### Stored entries
┌──
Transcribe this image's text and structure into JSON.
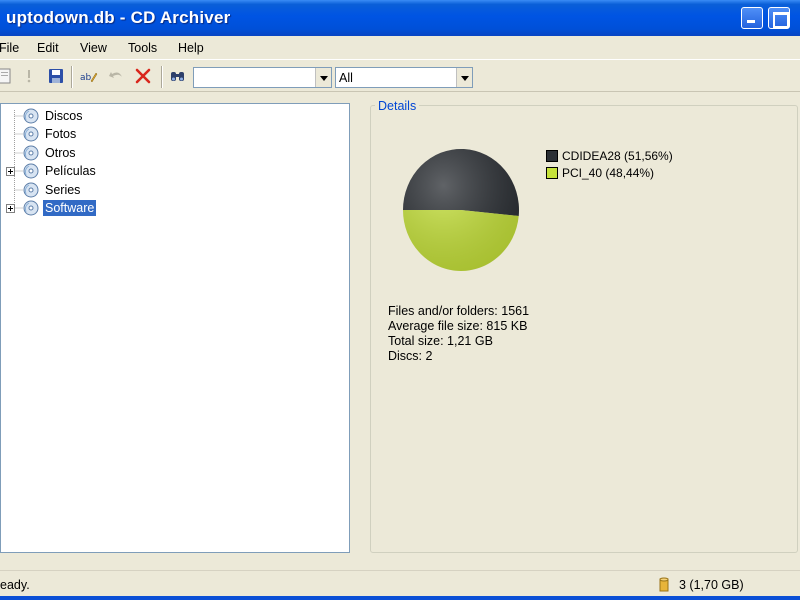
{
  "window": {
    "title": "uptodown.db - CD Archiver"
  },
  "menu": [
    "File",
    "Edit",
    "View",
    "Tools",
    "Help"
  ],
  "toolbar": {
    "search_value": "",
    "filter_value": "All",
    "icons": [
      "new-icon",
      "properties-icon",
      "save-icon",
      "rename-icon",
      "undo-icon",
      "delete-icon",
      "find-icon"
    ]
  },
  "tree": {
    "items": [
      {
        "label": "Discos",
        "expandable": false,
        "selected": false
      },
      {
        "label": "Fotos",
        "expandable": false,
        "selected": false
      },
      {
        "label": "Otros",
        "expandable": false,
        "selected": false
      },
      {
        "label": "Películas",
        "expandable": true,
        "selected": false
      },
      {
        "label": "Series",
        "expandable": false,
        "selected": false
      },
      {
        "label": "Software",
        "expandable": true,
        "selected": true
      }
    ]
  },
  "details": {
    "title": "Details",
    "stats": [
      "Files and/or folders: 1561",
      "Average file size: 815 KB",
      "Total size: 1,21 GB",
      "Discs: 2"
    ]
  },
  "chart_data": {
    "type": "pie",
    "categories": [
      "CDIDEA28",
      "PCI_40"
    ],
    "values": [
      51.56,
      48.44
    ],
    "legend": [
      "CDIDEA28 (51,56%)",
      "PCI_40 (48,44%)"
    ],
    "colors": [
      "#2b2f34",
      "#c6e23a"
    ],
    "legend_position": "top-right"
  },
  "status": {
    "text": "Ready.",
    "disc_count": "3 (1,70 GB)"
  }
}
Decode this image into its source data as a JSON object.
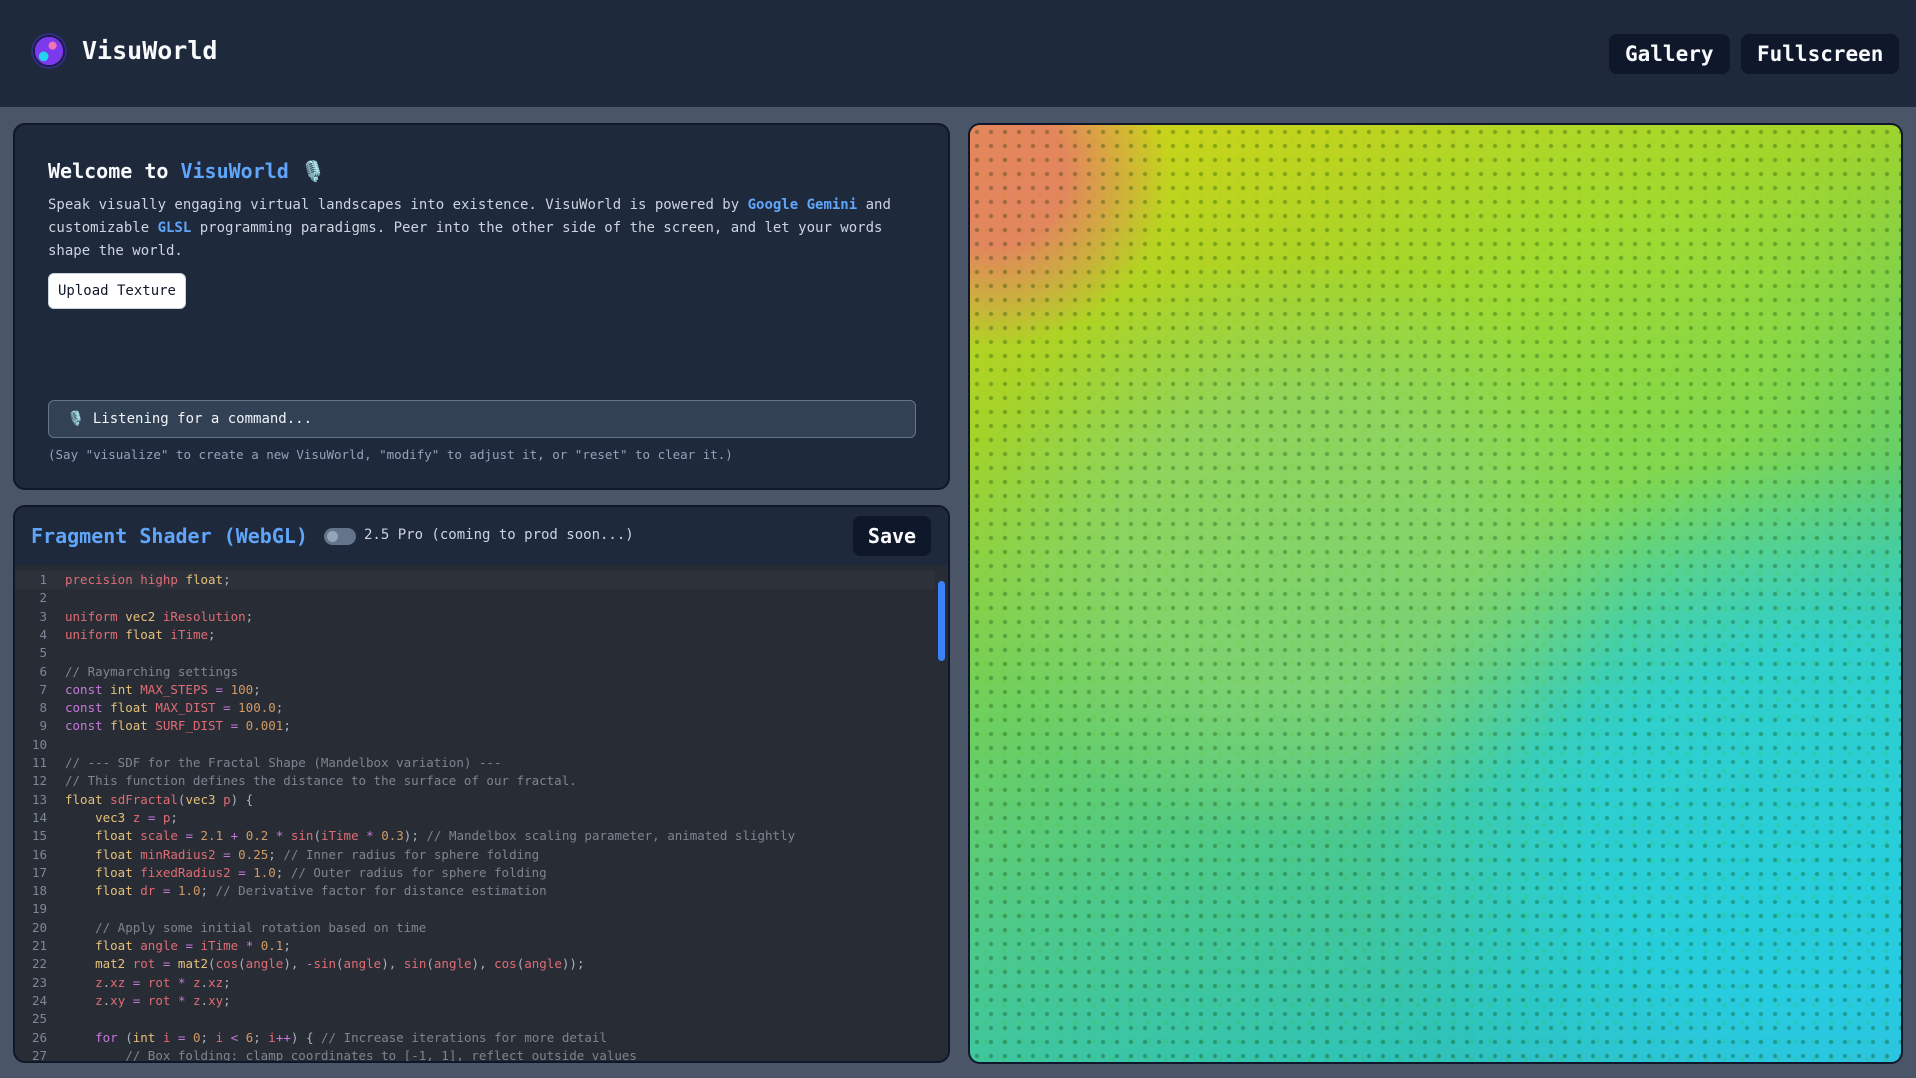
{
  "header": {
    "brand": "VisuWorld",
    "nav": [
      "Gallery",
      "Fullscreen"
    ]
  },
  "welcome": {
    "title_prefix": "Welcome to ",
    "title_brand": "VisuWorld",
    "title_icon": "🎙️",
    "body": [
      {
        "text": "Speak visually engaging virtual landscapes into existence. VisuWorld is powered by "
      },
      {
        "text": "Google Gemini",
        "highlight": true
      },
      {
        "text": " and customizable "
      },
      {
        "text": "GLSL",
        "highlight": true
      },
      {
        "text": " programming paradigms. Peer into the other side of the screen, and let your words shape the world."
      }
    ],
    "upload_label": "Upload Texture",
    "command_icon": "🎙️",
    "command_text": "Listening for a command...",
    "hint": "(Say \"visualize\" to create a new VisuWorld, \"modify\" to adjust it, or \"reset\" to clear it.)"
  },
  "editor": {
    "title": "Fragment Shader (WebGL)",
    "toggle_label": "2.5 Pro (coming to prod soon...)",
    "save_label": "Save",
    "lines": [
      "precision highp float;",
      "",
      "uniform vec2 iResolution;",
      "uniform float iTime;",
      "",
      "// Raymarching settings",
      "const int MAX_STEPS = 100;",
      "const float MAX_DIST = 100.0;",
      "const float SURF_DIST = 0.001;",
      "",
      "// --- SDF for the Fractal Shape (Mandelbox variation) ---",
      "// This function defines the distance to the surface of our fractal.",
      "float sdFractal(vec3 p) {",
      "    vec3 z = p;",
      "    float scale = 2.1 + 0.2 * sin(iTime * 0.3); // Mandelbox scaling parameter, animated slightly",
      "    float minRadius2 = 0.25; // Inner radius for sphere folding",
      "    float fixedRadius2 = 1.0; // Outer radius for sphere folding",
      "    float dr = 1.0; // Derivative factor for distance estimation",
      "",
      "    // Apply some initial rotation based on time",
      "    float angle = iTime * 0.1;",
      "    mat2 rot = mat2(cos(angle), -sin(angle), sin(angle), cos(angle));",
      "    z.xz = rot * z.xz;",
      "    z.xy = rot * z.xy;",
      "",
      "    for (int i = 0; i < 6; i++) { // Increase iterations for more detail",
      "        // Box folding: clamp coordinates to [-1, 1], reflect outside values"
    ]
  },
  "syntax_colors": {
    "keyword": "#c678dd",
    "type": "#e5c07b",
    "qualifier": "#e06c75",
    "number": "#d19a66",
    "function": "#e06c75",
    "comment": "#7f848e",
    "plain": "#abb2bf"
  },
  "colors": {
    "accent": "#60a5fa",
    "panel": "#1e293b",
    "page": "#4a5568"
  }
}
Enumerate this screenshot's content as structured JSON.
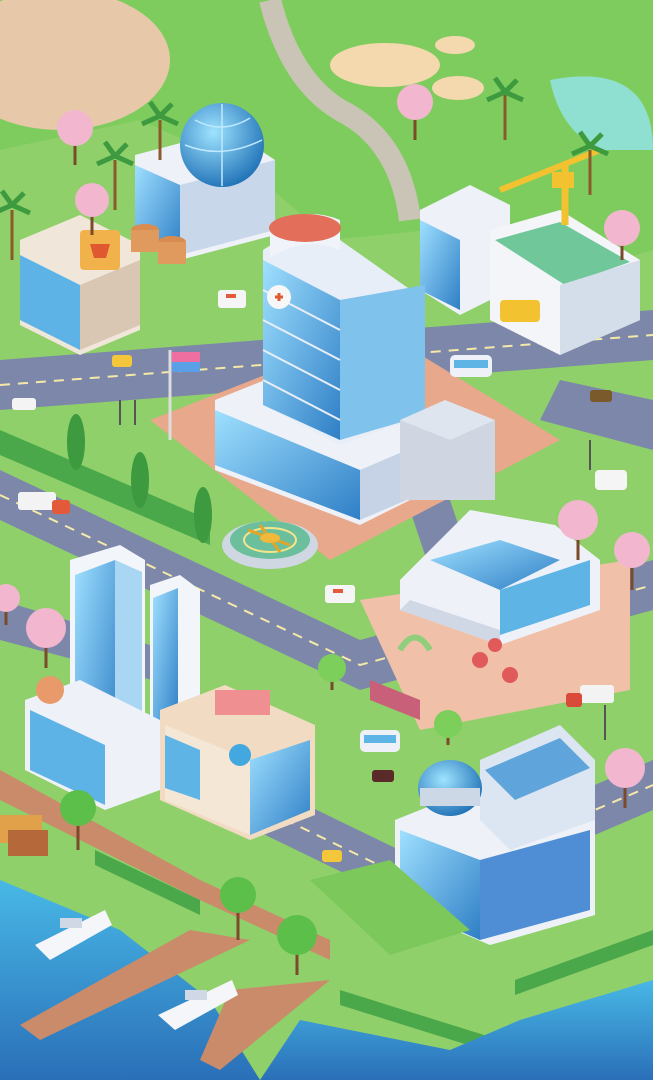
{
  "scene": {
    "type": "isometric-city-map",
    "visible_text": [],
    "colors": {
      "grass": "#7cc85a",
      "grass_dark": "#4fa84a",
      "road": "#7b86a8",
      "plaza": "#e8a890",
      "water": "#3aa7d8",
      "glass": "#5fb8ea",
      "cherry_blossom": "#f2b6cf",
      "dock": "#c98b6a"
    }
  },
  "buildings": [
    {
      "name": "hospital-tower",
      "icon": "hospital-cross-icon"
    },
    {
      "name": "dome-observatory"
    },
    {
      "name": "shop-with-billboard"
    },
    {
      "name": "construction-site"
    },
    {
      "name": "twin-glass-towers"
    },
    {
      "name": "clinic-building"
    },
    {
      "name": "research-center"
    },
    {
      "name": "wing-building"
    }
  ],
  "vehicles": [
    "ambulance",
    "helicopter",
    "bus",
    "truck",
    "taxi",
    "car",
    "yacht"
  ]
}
└──
### GIVEN REQUEST
Repeat the material above word for word and skip every image in it.

### CORRECT RESPONSE
Transcribe this image's text and structure into JSON.
{
  "window": {
    "title": "uptodown.db - CD Archiver"
  },
  "menu": [
    "File",
    "Edit",
    "View",
    "Tools",
    "Help"
  ],
  "toolbar": {
    "search_value": "",
    "filter_value": "All",
    "icons": [
      "new-icon",
      "properties-icon",
      "save-icon",
      "rename-icon",
      "undo-icon",
      "delete-icon",
      "find-icon"
    ]
  },
  "tree": {
    "items": [
      {
        "label": "Discos",
        "expandable": false,
        "selected": false
      },
      {
        "label": "Fotos",
        "expandable": false,
        "selected": false
      },
      {
        "label": "Otros",
        "expandable": false,
        "selected": false
      },
      {
        "label": "Películas",
        "expandable": true,
        "selected": false
      },
      {
        "label": "Series",
        "expandable": false,
        "selected": false
      },
      {
        "label": "Software",
        "expandable": true,
        "selected": true
      }
    ]
  },
  "details": {
    "title": "Details",
    "stats": [
      "Files and/or folders: 1561",
      "Average file size: 815 KB",
      "Total size: 1,21 GB",
      "Discs: 2"
    ]
  },
  "chart_data": {
    "type": "pie",
    "categories": [
      "CDIDEA28",
      "PCI_40"
    ],
    "values": [
      51.56,
      48.44
    ],
    "legend": [
      "CDIDEA28 (51,56%)",
      "PCI_40 (48,44%)"
    ],
    "colors": [
      "#2b2f34",
      "#c6e23a"
    ],
    "legend_position": "top-right"
  },
  "status": {
    "text": "Ready.",
    "disc_count": "3 (1,70 GB)"
  }
}
Decode this image into its source data as a JSON object.
{
  "header": {
    "brand": "VisuWorld",
    "nav": [
      "Gallery",
      "Fullscreen"
    ]
  },
  "welcome": {
    "title_prefix": "Welcome to ",
    "title_brand": "VisuWorld",
    "title_icon": "🎙️",
    "body": [
      {
        "text": "Speak visually engaging virtual landscapes into existence. VisuWorld is powered by "
      },
      {
        "text": "Google Gemini",
        "highlight": true
      },
      {
        "text": " and customizable "
      },
      {
        "text": "GLSL",
        "highlight": true
      },
      {
        "text": " programming paradigms. Peer into the other side of the screen, and let your words shape the world."
      }
    ],
    "upload_label": "Upload Texture",
    "command_icon": "🎙️",
    "command_text": "Listening for a command...",
    "hint": "(Say \"visualize\" to create a new VisuWorld, \"modify\" to adjust it, or \"reset\" to clear it.)"
  },
  "editor": {
    "title": "Fragment Shader (WebGL)",
    "toggle_label": "2.5 Pro (coming to prod soon...)",
    "save_label": "Save",
    "lines": [
      "precision highp float;",
      "",
      "uniform vec2 iResolution;",
      "uniform float iTime;",
      "",
      "// Raymarching settings",
      "const int MAX_STEPS = 100;",
      "const float MAX_DIST = 100.0;",
      "const float SURF_DIST = 0.001;",
      "",
      "// --- SDF for the Fractal Shape (Mandelbox variation) ---",
      "// This function defines the distance to the surface of our fractal.",
      "float sdFractal(vec3 p) {",
      "    vec3 z = p;",
      "    float scale = 2.1 + 0.2 * sin(iTime * 0.3); // Mandelbox scaling parameter, animated slightly",
      "    float minRadius2 = 0.25; // Inner radius for sphere folding",
      "    float fixedRadius2 = 1.0; // Outer radius for sphere folding",
      "    float dr = 1.0; // Derivative factor for distance estimation",
      "",
      "    // Apply some initial rotation based on time",
      "    float angle = iTime * 0.1;",
      "    mat2 rot = mat2(cos(angle), -sin(angle), sin(angle), cos(angle));",
      "    z.xz = rot * z.xz;",
      "    z.xy = rot * z.xy;",
      "",
      "    for (int i = 0; i < 6; i++) { // Increase iterations for more detail",
      "        // Box folding: clamp coordinates to [-1, 1], reflect outside values"
    ]
  },
  "syntax_colors": {
    "keyword": "#c678dd",
    "type": "#e5c07b",
    "qualifier": "#e06c75",
    "number": "#d19a66",
    "function": "#e06c75",
    "comment": "#7f848e",
    "plain": "#abb2bf"
  },
  "colors": {
    "accent": "#60a5fa",
    "panel": "#1e293b",
    "page": "#4a5568"
  }
}
Enumerate this screenshot's content as structured JSON.
{
  "scene": {
    "type": "isometric-city-map",
    "visible_text": [],
    "colors": {
      "grass": "#7cc85a",
      "grass_dark": "#4fa84a",
      "road": "#7b86a8",
      "plaza": "#e8a890",
      "water": "#3aa7d8",
      "glass": "#5fb8ea",
      "cherry_blossom": "#f2b6cf",
      "dock": "#c98b6a"
    }
  },
  "buildings": [
    {
      "name": "hospital-tower",
      "icon": "hospital-cross-icon"
    },
    {
      "name": "dome-observatory"
    },
    {
      "name": "shop-with-billboard"
    },
    {
      "name": "construction-site"
    },
    {
      "name": "twin-glass-towers"
    },
    {
      "name": "clinic-building"
    },
    {
      "name": "research-center"
    },
    {
      "name": "wing-building"
    }
  ],
  "vehicles": [
    "ambulance",
    "helicopter",
    "bus",
    "truck",
    "taxi",
    "car",
    "yacht"
  ]
}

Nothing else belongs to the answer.